* _Exercise prompt_: All of the material below is to be restated word for word, apart from the pictures.

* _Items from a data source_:

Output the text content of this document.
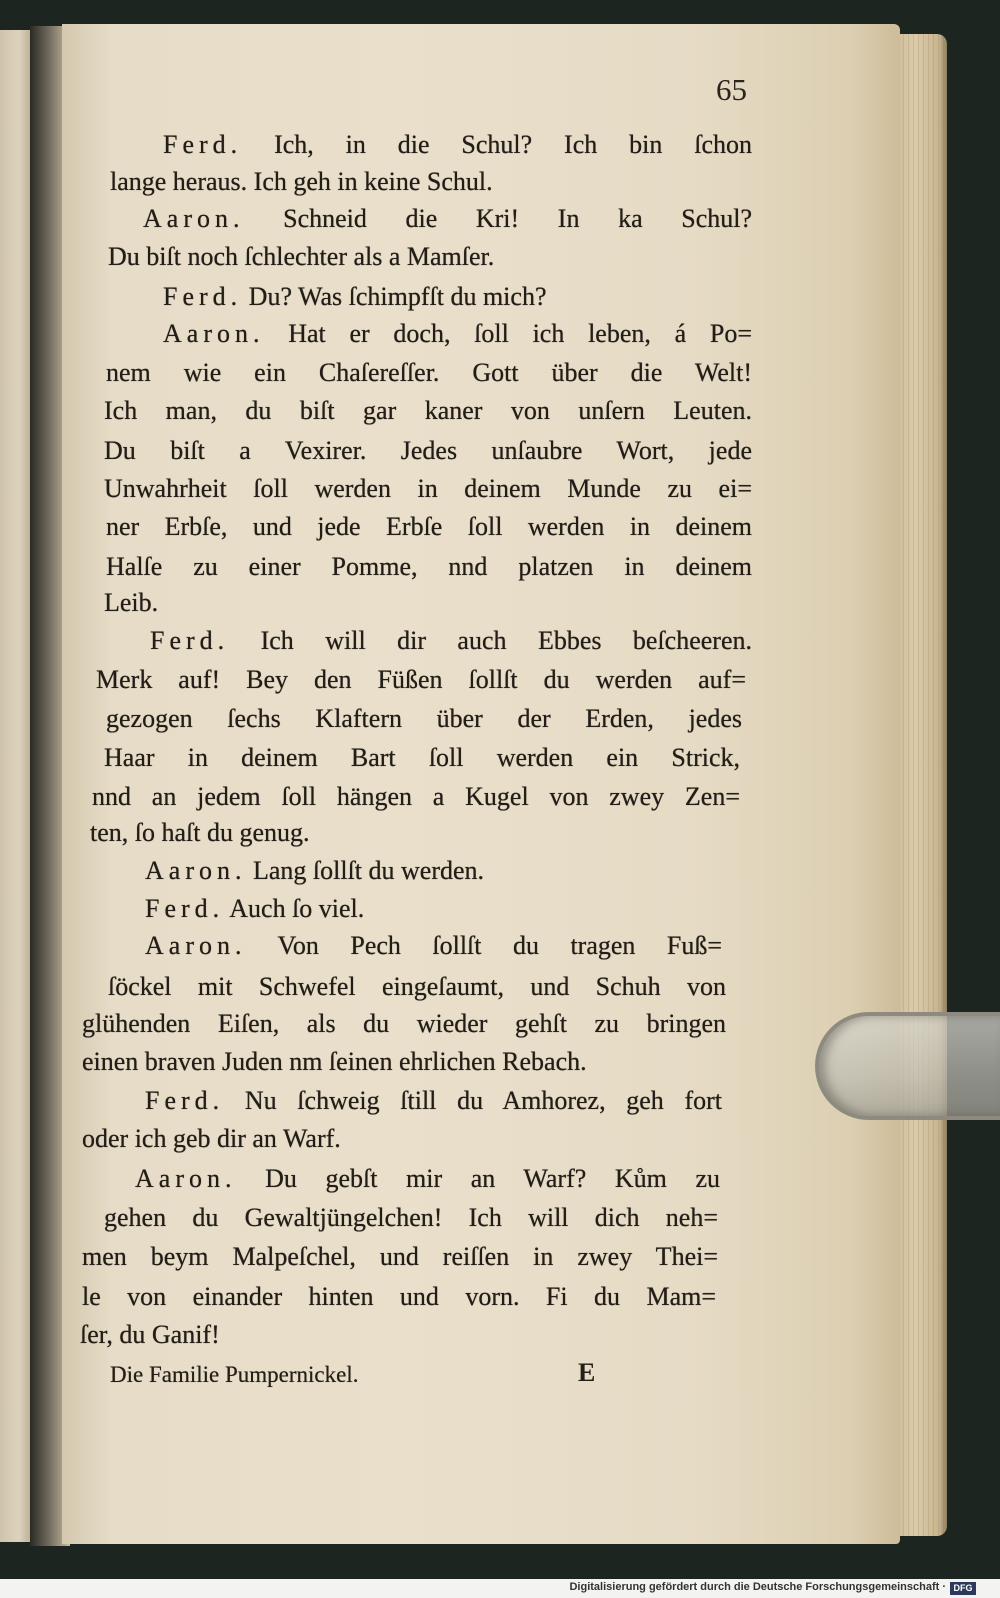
65
Ferd. Ich, in die Schul? Ich bin ſchon
lange heraus. Ich geh in keine Schul.
Aaron. Schneid die Kri! In ka Schul?
Du biſt noch ſchlechter als a Mamſer.
Ferd. Du? Was ſchimpfſt du mich?
Aaron. Hat er doch, ſoll ich leben, á Po=
nem wie ein Chaſereſſer. Gott über die Welt!
Ich man, du biſt gar kaner von unſern Leuten.
Du biſt a Vexirer. Jedes unſaubre Wort, jede
Unwahrheit ſoll werden in deinem Munde zu ei=
ner Erbſe, und jede Erbſe ſoll werden in deinem
Halſe zu einer Pomme, nnd platzen in deinem
Leib.
Ferd. Ich will dir auch Ebbes beſcheeren.
Merk auf! Bey den Füßen ſollſt du werden auf=
gezogen ſechs Klaftern über der Erden, jedes
Haar in deinem Bart ſoll werden ein Strick,
nnd an jedem ſoll hängen a Kugel von zwey Zen=
ten, ſo haſt du genug.
Aaron. Lang ſollſt du werden.
Ferd. Auch ſo viel.
Aaron. Von Pech ſollſt du tragen Fuß=
ſöckel mit Schwefel eingeſaumt, und Schuh von
glühenden Eiſen, als du wieder gehſt zu bringen
einen braven Juden nm ſeinen ehrlichen Rebach.
Ferd. Nu ſchweig ſtill du Amhorez, geh fort
oder ich geb dir an Warf.
Aaron. Du gebſt mir an Warf? Kům zu
gehen du Gewaltjüngelchen! Ich will dich neh=
men beym Malpeſchel, und reiſſen in zwey Thei=
le von einander hinten und vorn. Fi du Mam=
ſer, du Ganif!
Die Familie Pumpernickel.	E
Digitalisierung gefördert durch die Deutsche Forschungsgemeinschaft · DFG
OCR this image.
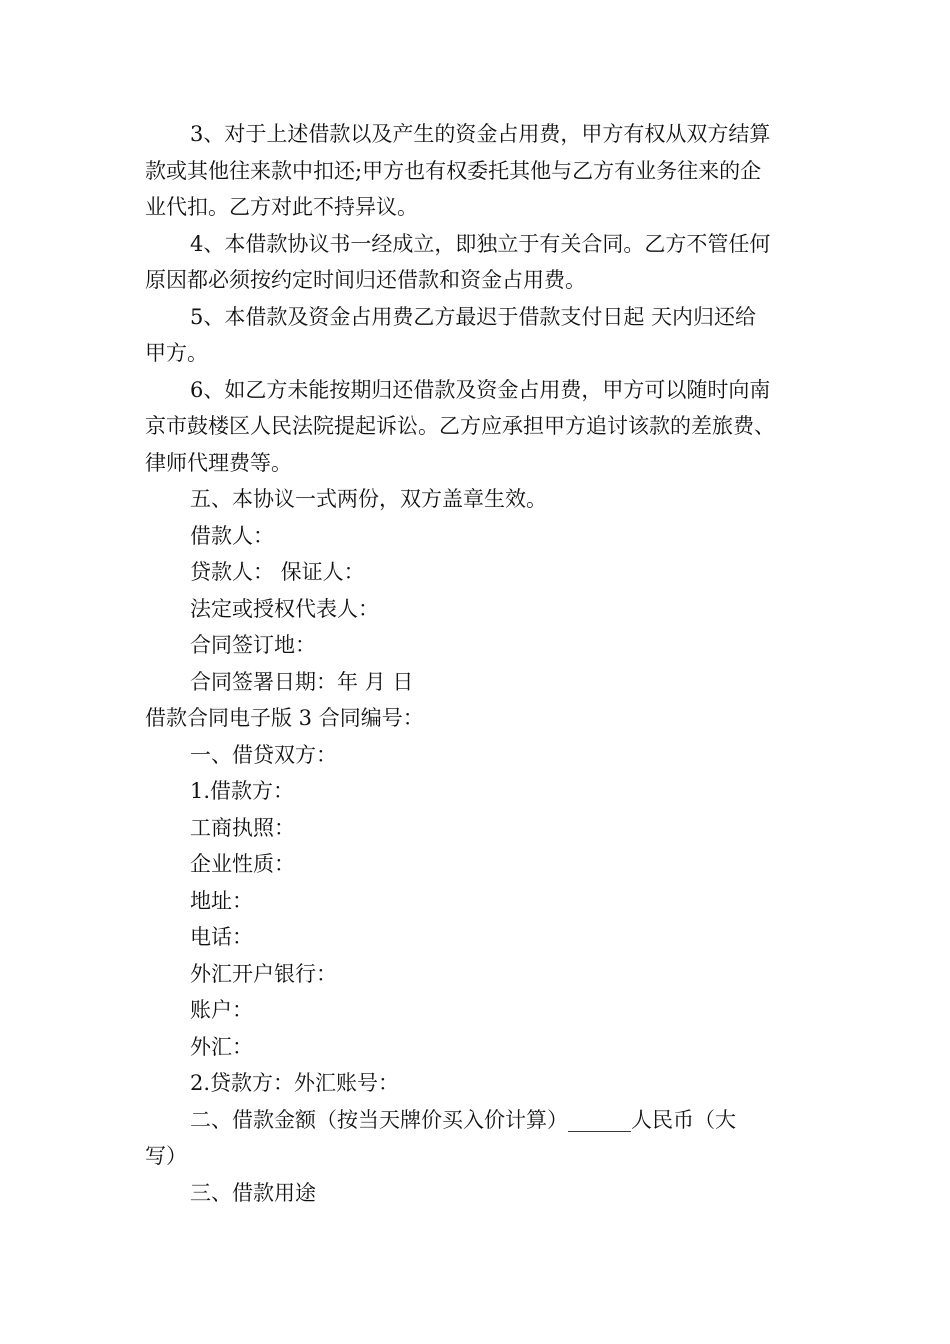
3、对于上述借款以及产生的资金占用费，甲方有权从双方结算
款或其他往来款中扣还;甲方也有权委托其他与乙方有业务往来的企
业代扣。乙方对此不持异议。
4、本借款协议书一经成立，即独立于有关合同。乙方不管任何
原因都必须按约定时间归还借款和资金占用费。
5、本借款及资金占用费乙方最迟于借款支付日起 天内归还给
甲方。
6、如乙方未能按期归还借款及资金占用费，甲方可以随时向南
京市鼓楼区人民法院提起诉讼。乙方应承担甲方追讨该款的差旅费、
律师代理费等。
五、本协议一式两份，双方盖章生效。
借款人：
贷款人： 保证人：
法定或授权代表人：
合同签订地：
合同签署日期：年 月 日
借款合同电子版 3 合同编号：
一、借贷双方：
1.借款方：
工商执照：
企业性质：
地址：
电话：
外汇开户银行：
账户：
外汇：
2.贷款方：外汇账号：
二、借款金额（按当天牌价买入价计算）______人民币（大
写）
三、借款用途
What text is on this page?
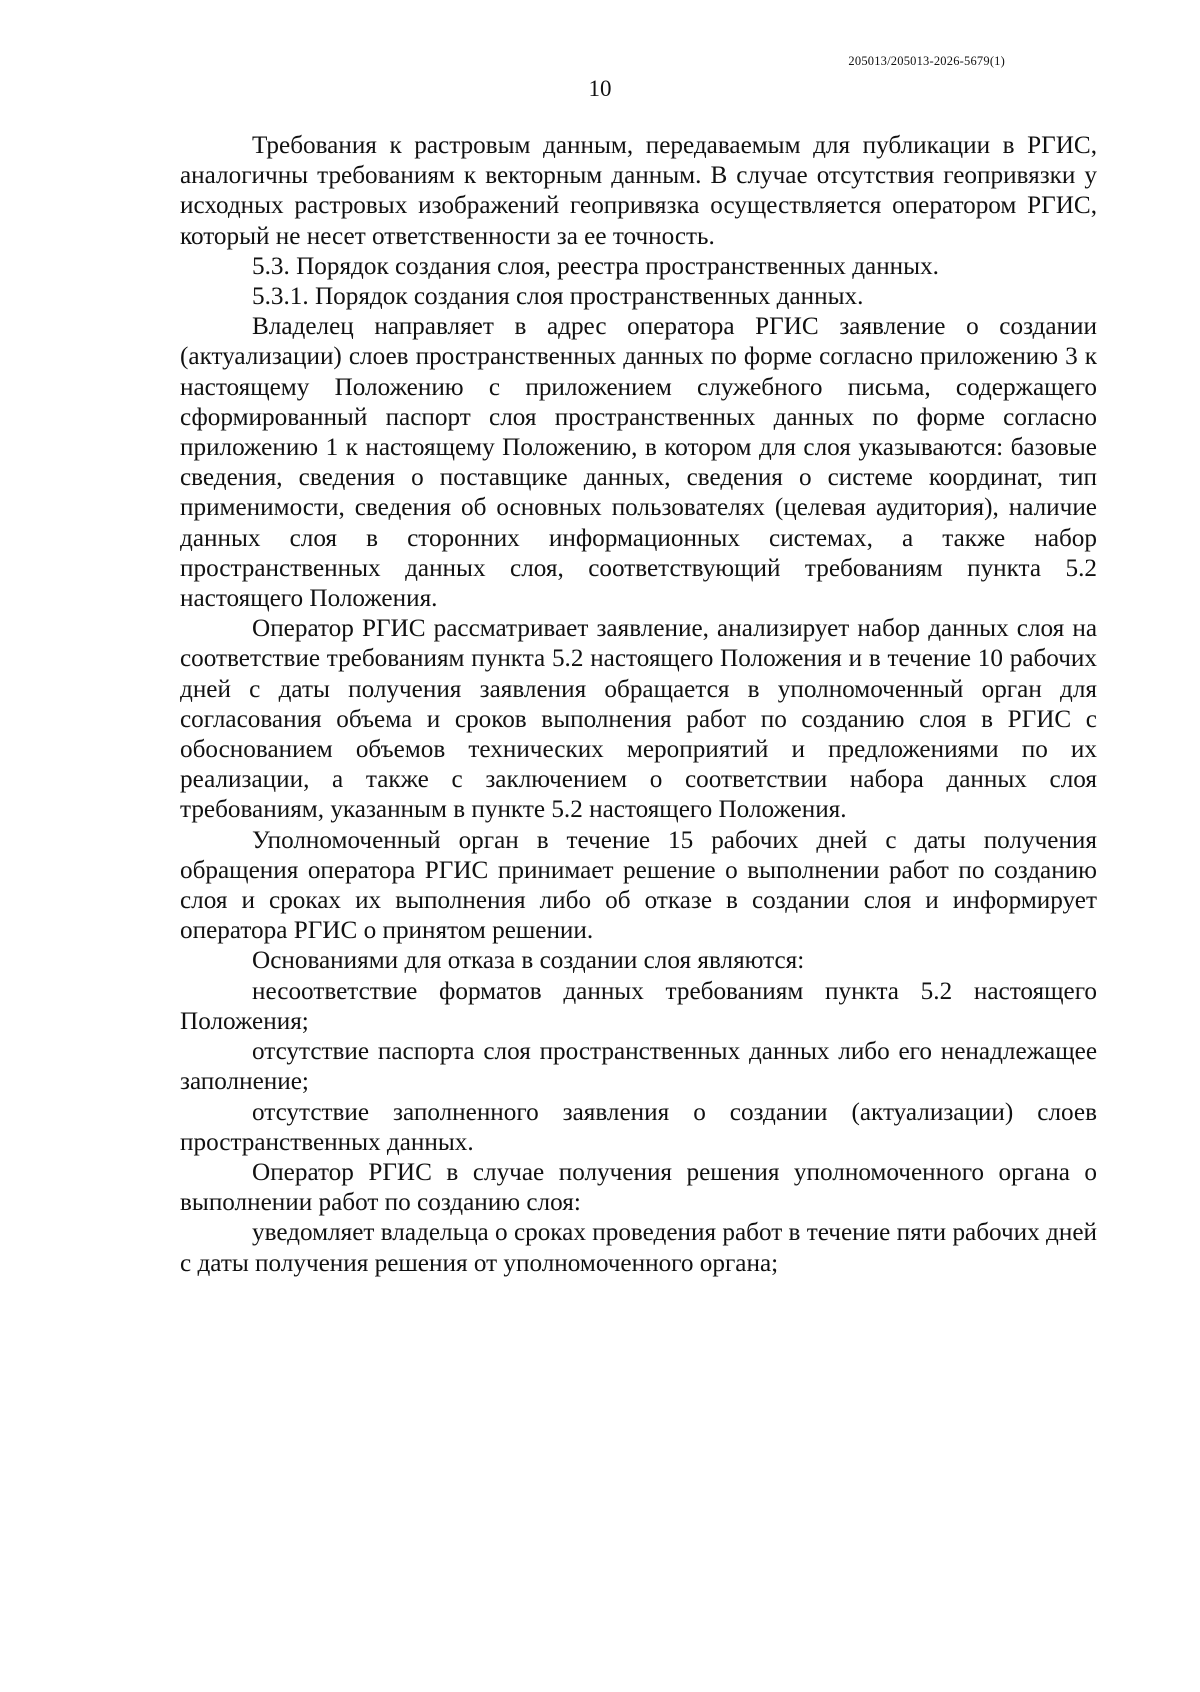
205013/205013-2026-5679(1)
10

Требования к растровым данным, передаваемым для публикации в РГИС, аналогичны требованиям к векторным данным. В случае отсутствия геопривязки у исходных растровых изображений геопривязка осуществляется оператором РГИС, который не несет ответственности за ее точность.

5.3. Порядок создания слоя, реестра пространственных данных.

5.3.1. Порядок создания слоя пространственных данных.

Владелец направляет в адрес оператора РГИС заявление о создании (актуализации) слоев пространственных данных по форме согласно приложению 3 к настоящему Положению с приложением служебного письма, содержащего сформированный паспорт слоя пространственных данных по форме согласно приложению 1 к настоящему Положению, в котором для слоя указываются: базовые сведения, сведения о поставщике данных, сведения о системе координат, тип применимости, сведения об основных пользователях (целевая аудитория), наличие данных слоя в сторонних информационных системах, а также набор пространственных данных слоя, соответствующий требованиям пункта 5.2 настоящего Положения.

Оператор РГИС рассматривает заявление, анализирует набор данных слоя на соответствие требованиям пункта 5.2 настоящего Положения и в течение 10 рабочих дней с даты получения заявления обращается в уполномоченный орган для согласования объема и сроков выполнения работ по созданию слоя в РГИС с обоснованием объемов технических мероприятий и предложениями по их реализации, а также с заключением о соответствии набора данных слоя требованиям, указанным в пункте 5.2 настоящего Положения.

Уполномоченный орган в течение 15 рабочих дней с даты получения обращения оператора РГИС принимает решение о выполнении работ по созданию слоя и сроках их выполнения либо об отказе в создании слоя и информирует оператора РГИС о принятом решении.

Основаниями для отказа в создании слоя являются:

несоответствие форматов данных требованиям пункта 5.2 настоящего Положения;

отсутствие паспорта слоя пространственных данных либо его ненадлежащее заполнение;

отсутствие заполненного заявления о создании (актуализации) слоев пространственных данных.

Оператор РГИС в случае получения решения уполномоченного органа о выполнении работ по созданию слоя:

уведомляет владельца о сроках проведения работ в течение пяти рабочих дней с даты получения решения от уполномоченного органа;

* _Completed task_:
Output the text content of this document.
65
Ferd. Ich, in die Schul? Ich bin ſchon
lange heraus. Ich geh in keine Schul.
Aaron. Schneid die Kri! In ka Schul?
Du biſt noch ſchlechter als a Mamſer.
Ferd. Du? Was ſchimpfſt du mich?
Aaron. Hat er doch, ſoll ich leben, á Po=
nem wie ein Chaſereſſer. Gott über die Welt!
Ich man, du biſt gar kaner von unſern Leuten.
Du biſt a Vexirer. Jedes unſaubre Wort, jede
Unwahrheit ſoll werden in deinem Munde zu ei=
ner Erbſe, und jede Erbſe ſoll werden in deinem
Halſe zu einer Pomme, nnd platzen in deinem
Leib.
Ferd. Ich will dir auch Ebbes beſcheeren.
Merk auf! Bey den Füßen ſollſt du werden auf=
gezogen ſechs Klaftern über der Erden, jedes
Haar in deinem Bart ſoll werden ein Strick,
nnd an jedem ſoll hängen a Kugel von zwey Zen=
ten, ſo haſt du genug.
Aaron. Lang ſollſt du werden.
Ferd. Auch ſo viel.
Aaron. Von Pech ſollſt du tragen Fuß=
ſöckel mit Schwefel eingeſaumt, und Schuh von
glühenden Eiſen, als du wieder gehſt zu bringen
einen braven Juden nm ſeinen ehrlichen Rebach.
Ferd. Nu ſchweig ſtill du Amhorez, geh fort
oder ich geb dir an Warf.
Aaron. Du gebſt mir an Warf? Kům zu
gehen du Gewaltjüngelchen! Ich will dich neh=
men beym Malpeſchel, und reiſſen in zwey Thei=
le von einander hinten und vorn. Fi du Mam=
ſer, du Ganif!
Die Familie Pumpernickel.	E
Digitalisierung gefördert durch die Deutsche Forschungsgemeinschaft · DFG
OCR this image.
3、对于上述借款以及产生的资金占用费，甲方有权从双方结算
款或其他往来款中扣还;甲方也有权委托其他与乙方有业务往来的企
业代扣。乙方对此不持异议。
4、本借款协议书一经成立，即独立于有关合同。乙方不管任何
原因都必须按约定时间归还借款和资金占用费。
5、本借款及资金占用费乙方最迟于借款支付日起 天内归还给
甲方。
6、如乙方未能按期归还借款及资金占用费，甲方可以随时向南
京市鼓楼区人民法院提起诉讼。乙方应承担甲方追讨该款的差旅费、
律师代理费等。
五、本协议一式两份，双方盖章生效。
借款人：
贷款人： 保证人：
法定或授权代表人：
合同签订地：
合同签署日期：年 月 日
借款合同电子版 3 合同编号：
一、借贷双方：
1.借款方：
工商执照：
企业性质：
地址：
电话：
外汇开户银行：
账户：
外汇：
2.贷款方：外汇账号：
二、借款金额（按当天牌价买入价计算）______人民币（大
写）
三、借款用途
What text is on this page?
205013/205013-2026-5679(1)
10

Требования к растровым данным, передаваемым для публикации в РГИС, аналогичны требованиям к векторным данным. В случае отсутствия геопривязки у исходных растровых изображений геопривязка осуществляется оператором РГИС, который не несет ответственности за ее точность.

5.3. Порядок создания слоя, реестра пространственных данных.

5.3.1. Порядок создания слоя пространственных данных.

Владелец направляет в адрес оператора РГИС заявление о создании (актуализации) слоев пространственных данных по форме согласно приложению 3 к настоящему Положению с приложением служебного письма, содержащего сформированный паспорт слоя пространственных данных по форме согласно приложению 1 к настоящему Положению, в котором для слоя указываются: базовые сведения, сведения о поставщике данных, сведения о системе координат, тип применимости, сведения об основных пользователях (целевая аудитория), наличие данных слоя в сторонних информационных системах, а также набор пространственных данных слоя, соответствующий требованиям пункта 5.2 настоящего Положения.

Оператор РГИС рассматривает заявление, анализирует набор данных слоя на соответствие требованиям пункта 5.2 настоящего Положения и в течение 10 рабочих дней с даты получения заявления обращается в уполномоченный орган для согласования объема и сроков выполнения работ по созданию слоя в РГИС с обоснованием объемов технических мероприятий и предложениями по их реализации, а также с заключением о соответствии набора данных слоя требованиям, указанным в пункте 5.2 настоящего Положения.

Уполномоченный орган в течение 15 рабочих дней с даты получения обращения оператора РГИС принимает решение о выполнении работ по созданию слоя и сроках их выполнения либо об отказе в создании слоя и информирует оператора РГИС о принятом решении.

Основаниями для отказа в создании слоя являются:

несоответствие форматов данных требованиям пункта 5.2 настоящего Положения;

отсутствие паспорта слоя пространственных данных либо его ненадлежащее заполнение;

отсутствие заполненного заявления о создании (актуализации) слоев пространственных данных.

Оператор РГИС в случае получения решения уполномоченного органа о выполнении работ по созданию слоя:

уведомляет владельца о сроках проведения работ в течение пяти рабочих дней с даты получения решения от уполномоченного органа;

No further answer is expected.